■ Exercise directions ■
Copy the listing verbatim, excluding any images found in it.

■ Records for this task ■
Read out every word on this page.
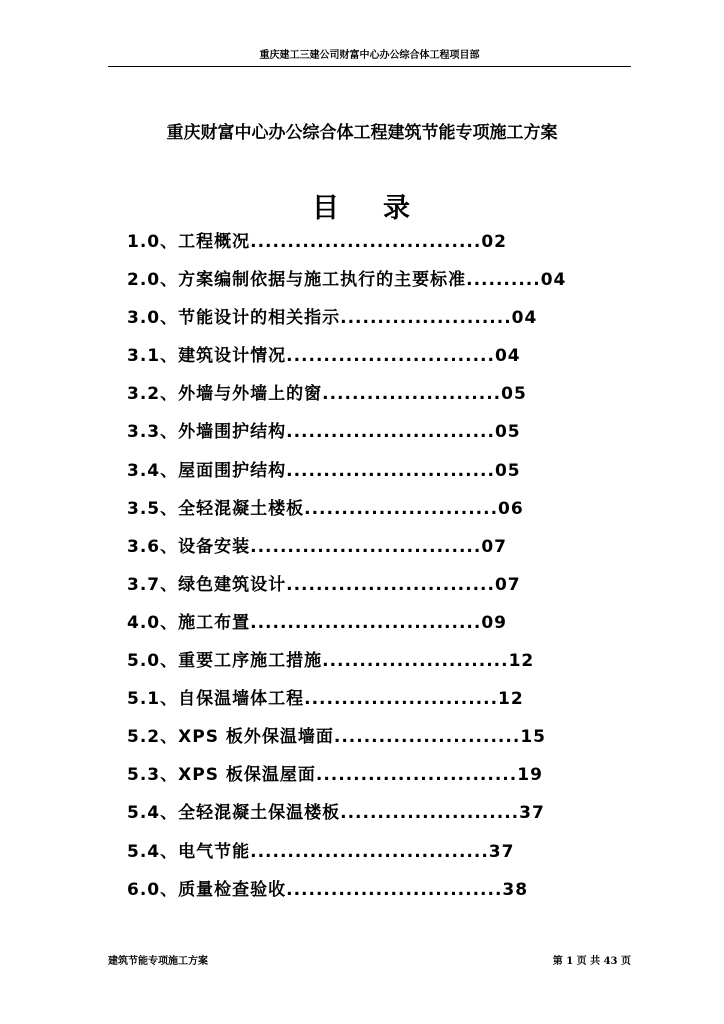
重庆建工三建公司财富中心办公综合体工程项目部
重庆财富中心办公综合体工程建筑节能专项施工方案
目 录
1.0、工程概况...............................02
2.0、方案编制依据与施工执行的主要标准..........04
3.0、节能设计的相关指示.......................04
3.1、建筑设计情况............................04
3.2、外墙与外墙上的窗........................05
3.3、外墙围护结构............................05
3.4、屋面围护结构............................05
3.5、全轻混凝土楼板..........................06
3.6、设备安装...............................07
3.7、绿色建筑设计............................07
4.0、施工布置...............................09
5.0、重要工序施工措施.........................12
5.1、自保温墙体工程..........................12
5.2、XPS 板外保温墙面.........................15
5.3、XPS 板保温屋面...........................19
5.4、全轻混凝土保温楼板........................37
5.4、电气节能................................37
6.0、质量检查验收.............................38
建筑节能专项施工方案	第 1 页 共 43 页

■ Complete response ■
Read out every word on this page.
重庆建工三建公司财富中心办公综合体工程项目部
重庆财富中心办公综合体工程建筑节能专项施工方案
目 录
1.0、工程概况...............................02
2.0、方案编制依据与施工执行的主要标准..........04
3.0、节能设计的相关指示.......................04
3.1、建筑设计情况............................04
3.2、外墙与外墙上的窗........................05
3.3、外墙围护结构............................05
3.4、屋面围护结构............................05
3.5、全轻混凝土楼板..........................06
3.6、设备安装...............................07
3.7、绿色建筑设计............................07
4.0、施工布置...............................09
5.0、重要工序施工措施.........................12
5.1、自保温墙体工程..........................12
5.2、XPS 板外保温墙面.........................15
5.3、XPS 板保温屋面...........................19
5.4、全轻混凝土保温楼板........................37
5.4、电气节能................................37
6.0、质量检查验收.............................38
建筑节能专项施工方案	第 1 页 共 43 页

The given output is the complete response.